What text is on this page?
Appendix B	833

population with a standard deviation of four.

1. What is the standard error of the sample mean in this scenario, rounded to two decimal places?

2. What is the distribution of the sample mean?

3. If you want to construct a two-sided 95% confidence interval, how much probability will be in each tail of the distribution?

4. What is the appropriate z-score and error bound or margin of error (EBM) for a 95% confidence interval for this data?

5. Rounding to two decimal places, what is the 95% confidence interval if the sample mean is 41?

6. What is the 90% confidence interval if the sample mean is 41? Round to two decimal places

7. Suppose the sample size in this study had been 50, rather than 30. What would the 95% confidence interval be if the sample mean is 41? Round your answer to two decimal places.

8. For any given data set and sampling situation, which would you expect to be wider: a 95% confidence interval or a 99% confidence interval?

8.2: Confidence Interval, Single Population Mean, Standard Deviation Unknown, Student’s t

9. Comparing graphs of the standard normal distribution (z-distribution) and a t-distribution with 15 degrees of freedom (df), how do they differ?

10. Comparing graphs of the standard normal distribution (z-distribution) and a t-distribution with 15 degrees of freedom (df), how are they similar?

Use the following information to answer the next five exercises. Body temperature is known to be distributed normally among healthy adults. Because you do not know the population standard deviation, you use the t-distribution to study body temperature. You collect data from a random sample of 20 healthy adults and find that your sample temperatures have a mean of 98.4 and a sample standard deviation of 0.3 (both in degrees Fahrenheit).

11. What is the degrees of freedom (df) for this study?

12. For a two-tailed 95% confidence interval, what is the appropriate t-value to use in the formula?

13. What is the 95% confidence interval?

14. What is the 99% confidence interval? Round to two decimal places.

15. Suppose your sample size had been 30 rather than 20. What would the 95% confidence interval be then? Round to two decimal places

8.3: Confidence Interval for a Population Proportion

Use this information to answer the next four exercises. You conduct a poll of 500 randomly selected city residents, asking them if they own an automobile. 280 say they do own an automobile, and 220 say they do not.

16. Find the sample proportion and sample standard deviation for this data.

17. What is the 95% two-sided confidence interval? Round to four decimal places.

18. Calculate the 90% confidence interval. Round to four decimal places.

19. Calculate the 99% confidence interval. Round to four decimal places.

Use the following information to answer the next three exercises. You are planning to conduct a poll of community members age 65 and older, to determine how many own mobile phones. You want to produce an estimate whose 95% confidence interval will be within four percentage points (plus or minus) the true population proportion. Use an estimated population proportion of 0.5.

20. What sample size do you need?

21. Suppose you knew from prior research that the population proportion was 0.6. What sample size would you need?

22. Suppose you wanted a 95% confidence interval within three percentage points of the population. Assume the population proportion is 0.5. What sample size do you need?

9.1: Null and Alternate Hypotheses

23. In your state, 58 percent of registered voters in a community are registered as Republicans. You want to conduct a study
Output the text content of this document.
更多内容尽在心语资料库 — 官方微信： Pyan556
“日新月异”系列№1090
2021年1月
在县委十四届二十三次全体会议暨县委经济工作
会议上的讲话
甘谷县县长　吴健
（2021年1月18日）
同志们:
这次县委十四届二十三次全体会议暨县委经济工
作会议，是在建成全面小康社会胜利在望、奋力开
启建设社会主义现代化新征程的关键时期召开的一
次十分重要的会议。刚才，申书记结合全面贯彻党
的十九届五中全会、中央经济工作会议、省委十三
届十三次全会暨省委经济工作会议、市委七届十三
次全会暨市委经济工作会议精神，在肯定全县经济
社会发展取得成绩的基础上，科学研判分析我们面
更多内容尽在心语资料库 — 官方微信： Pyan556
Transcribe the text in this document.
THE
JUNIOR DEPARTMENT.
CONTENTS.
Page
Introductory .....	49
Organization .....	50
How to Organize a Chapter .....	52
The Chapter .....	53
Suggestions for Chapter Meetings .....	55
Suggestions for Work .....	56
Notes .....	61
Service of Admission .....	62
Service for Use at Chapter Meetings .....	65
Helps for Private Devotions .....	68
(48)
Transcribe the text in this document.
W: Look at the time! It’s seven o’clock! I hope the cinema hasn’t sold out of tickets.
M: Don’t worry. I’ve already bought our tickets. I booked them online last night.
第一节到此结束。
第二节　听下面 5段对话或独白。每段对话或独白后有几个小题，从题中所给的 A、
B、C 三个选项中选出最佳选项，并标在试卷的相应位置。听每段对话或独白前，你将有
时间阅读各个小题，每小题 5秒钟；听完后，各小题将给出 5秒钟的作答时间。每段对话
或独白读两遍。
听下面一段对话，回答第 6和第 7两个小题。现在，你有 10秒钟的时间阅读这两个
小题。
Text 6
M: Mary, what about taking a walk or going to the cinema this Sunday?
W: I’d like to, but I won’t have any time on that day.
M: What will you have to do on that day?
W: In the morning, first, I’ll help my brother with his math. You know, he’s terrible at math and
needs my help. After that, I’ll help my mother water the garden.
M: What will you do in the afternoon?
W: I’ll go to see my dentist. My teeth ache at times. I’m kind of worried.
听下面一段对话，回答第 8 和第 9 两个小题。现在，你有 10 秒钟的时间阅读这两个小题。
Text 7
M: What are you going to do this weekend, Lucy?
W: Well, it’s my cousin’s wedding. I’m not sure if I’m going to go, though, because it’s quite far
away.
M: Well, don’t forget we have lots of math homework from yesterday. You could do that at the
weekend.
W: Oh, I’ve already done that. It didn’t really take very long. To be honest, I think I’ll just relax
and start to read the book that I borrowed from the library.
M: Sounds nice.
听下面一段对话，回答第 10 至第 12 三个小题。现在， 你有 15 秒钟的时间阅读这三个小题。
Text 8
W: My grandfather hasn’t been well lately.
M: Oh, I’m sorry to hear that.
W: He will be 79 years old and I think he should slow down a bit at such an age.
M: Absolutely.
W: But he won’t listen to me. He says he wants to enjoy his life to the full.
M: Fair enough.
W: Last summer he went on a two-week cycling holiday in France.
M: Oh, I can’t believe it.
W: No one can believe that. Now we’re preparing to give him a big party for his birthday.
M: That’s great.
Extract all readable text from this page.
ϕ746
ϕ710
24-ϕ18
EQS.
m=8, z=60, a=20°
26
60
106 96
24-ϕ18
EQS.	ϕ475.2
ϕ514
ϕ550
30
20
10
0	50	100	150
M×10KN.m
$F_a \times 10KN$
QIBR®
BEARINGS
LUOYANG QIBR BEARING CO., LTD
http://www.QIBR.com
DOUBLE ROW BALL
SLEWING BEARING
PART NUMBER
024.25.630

----------------

> **YOUR GOAL**:
Retype the listing exactly, in full.

> **SOLUTION FOR THIS PROBLEM**:
What text is on this page?
Appendix B	833

population with a standard deviation of four.

1. What is the standard error of the sample mean in this scenario, rounded to two decimal places?

2. What is the distribution of the sample mean?

3. If you want to construct a two-sided 95% confidence interval, how much probability will be in each tail of the distribution?

4. What is the appropriate z-score and error bound or margin of error (EBM) for a 95% confidence interval for this data?

5. Rounding to two decimal places, what is the 95% confidence interval if the sample mean is 41?

6. What is the 90% confidence interval if the sample mean is 41? Round to two decimal places

7. Suppose the sample size in this study had been 50, rather than 30. What would the 95% confidence interval be if the sample mean is 41? Round your answer to two decimal places.

8. For any given data set and sampling situation, which would you expect to be wider: a 95% confidence interval or a 99% confidence interval?

8.2: Confidence Interval, Single Population Mean, Standard Deviation Unknown, Student’s t

9. Comparing graphs of the standard normal distribution (z-distribution) and a t-distribution with 15 degrees of freedom (df), how do they differ?

10. Comparing graphs of the standard normal distribution (z-distribution) and a t-distribution with 15 degrees of freedom (df), how are they similar?

Use the following information to answer the next five exercises. Body temperature is known to be distributed normally among healthy adults. Because you do not know the population standard deviation, you use the t-distribution to study body temperature. You collect data from a random sample of 20 healthy adults and find that your sample temperatures have a mean of 98.4 and a sample standard deviation of 0.3 (both in degrees Fahrenheit).

11. What is the degrees of freedom (df) for this study?

12. For a two-tailed 95% confidence interval, what is the appropriate t-value to use in the formula?

13. What is the 95% confidence interval?

14. What is the 99% confidence interval? Round to two decimal places.

15. Suppose your sample size had been 30 rather than 20. What would the 95% confidence interval be then? Round to two decimal places

8.3: Confidence Interval for a Population Proportion

Use this information to answer the next four exercises. You conduct a poll of 500 randomly selected city residents, asking them if they own an automobile. 280 say they do own an automobile, and 220 say they do not.

16. Find the sample proportion and sample standard deviation for this data.

17. What is the 95% two-sided confidence interval? Round to four decimal places.

18. Calculate the 90% confidence interval. Round to four decimal places.

19. Calculate the 99% confidence interval. Round to four decimal places.

Use the following information to answer the next three exercises. You are planning to conduct a poll of community members age 65 and older, to determine how many own mobile phones. You want to produce an estimate whose 95% confidence interval will be within four percentage points (plus or minus) the true population proportion. Use an estimated population proportion of 0.5.

20. What sample size do you need?

21. Suppose you knew from prior research that the population proportion was 0.6. What sample size would you need?

22. Suppose you wanted a 95% confidence interval within three percentage points of the population. Assume the population proportion is 0.5. What sample size do you need?

9.1: Null and Alternate Hypotheses

23. In your state, 58 percent of registered voters in a community are registered as Republicans. You want to conduct a study
Output the text content of this document.
更多内容尽在心语资料库 — 官方微信： Pyan556
“日新月异”系列№1090
2021年1月
在县委十四届二十三次全体会议暨县委经济工作
会议上的讲话
甘谷县县长　吴健
（2021年1月18日）
同志们:
这次县委十四届二十三次全体会议暨县委经济工
作会议，是在建成全面小康社会胜利在望、奋力开
启建设社会主义现代化新征程的关键时期召开的一
次十分重要的会议。刚才，申书记结合全面贯彻党
的十九届五中全会、中央经济工作会议、省委十三
届十三次全会暨省委经济工作会议、市委七届十三
次全会暨市委经济工作会议精神，在肯定全县经济
社会发展取得成绩的基础上，科学研判分析我们面
更多内容尽在心语资料库 — 官方微信： Pyan556
Transcribe the text in this document.
THE
JUNIOR DEPARTMENT.
CONTENTS.
Page
Introductory .....	49
Organization .....	50
How to Organize a Chapter .....	52
The Chapter .....	53
Suggestions for Chapter Meetings .....	55
Suggestions for Work .....	56
Notes .....	61
Service of Admission .....	62
Service for Use at Chapter Meetings .....	65
Helps for Private Devotions .....	68
(48)
Transcribe the text in this document.
W: Look at the time! It’s seven o’clock! I hope the cinema hasn’t sold out of tickets.
M: Don’t worry. I’ve already bought our tickets. I booked them online last night.
第一节到此结束。
第二节　听下面 5段对话或独白。每段对话或独白后有几个小题，从题中所给的 A、
B、C 三个选项中选出最佳选项，并标在试卷的相应位置。听每段对话或独白前，你将有
时间阅读各个小题，每小题 5秒钟；听完后，各小题将给出 5秒钟的作答时间。每段对话
或独白读两遍。
听下面一段对话，回答第 6和第 7两个小题。现在，你有 10秒钟的时间阅读这两个
小题。
Text 6
M: Mary, what about taking a walk or going to the cinema this Sunday?
W: I’d like to, but I won’t have any time on that day.
M: What will you have to do on that day?
W: In the morning, first, I’ll help my brother with his math. You know, he’s terrible at math and
needs my help. After that, I’ll help my mother water the garden.
M: What will you do in the afternoon?
W: I’ll go to see my dentist. My teeth ache at times. I’m kind of worried.
听下面一段对话，回答第 8 和第 9 两个小题。现在，你有 10 秒钟的时间阅读这两个小题。
Text 7
M: What are you going to do this weekend, Lucy?
W: Well, it’s my cousin’s wedding. I’m not sure if I’m going to go, though, because it’s quite far
away.
M: Well, don’t forget we have lots of math homework from yesterday. You could do that at the
weekend.
W: Oh, I’ve already done that. It didn’t really take very long. To be honest, I think I’ll just relax
and start to read the book that I borrowed from the library.
M: Sounds nice.
听下面一段对话，回答第 10 至第 12 三个小题。现在， 你有 15 秒钟的时间阅读这三个小题。
Text 8
W: My grandfather hasn’t been well lately.
M: Oh, I’m sorry to hear that.
W: He will be 79 years old and I think he should slow down a bit at such an age.
M: Absolutely.
W: But he won’t listen to me. He says he wants to enjoy his life to the full.
M: Fair enough.
W: Last summer he went on a two-week cycling holiday in France.
M: Oh, I can’t believe it.
W: No one can believe that. Now we’re preparing to give him a big party for his birthday.
M: That’s great.
Extract all readable text from this page.
ϕ746
ϕ710
24-ϕ18
EQS.
m=8, z=60, a=20°
26
60
106 96
24-ϕ18
EQS.	ϕ475.2
ϕ514
ϕ550
30
20
10
0	50	100	150
M×10KN.m
$F_a \times 10KN$
QIBR®
BEARINGS
LUOYANG QIBR BEARING CO., LTD
http://www.QIBR.com
DOUBLE ROW BALL
SLEWING BEARING
PART NUMBER
024.25.630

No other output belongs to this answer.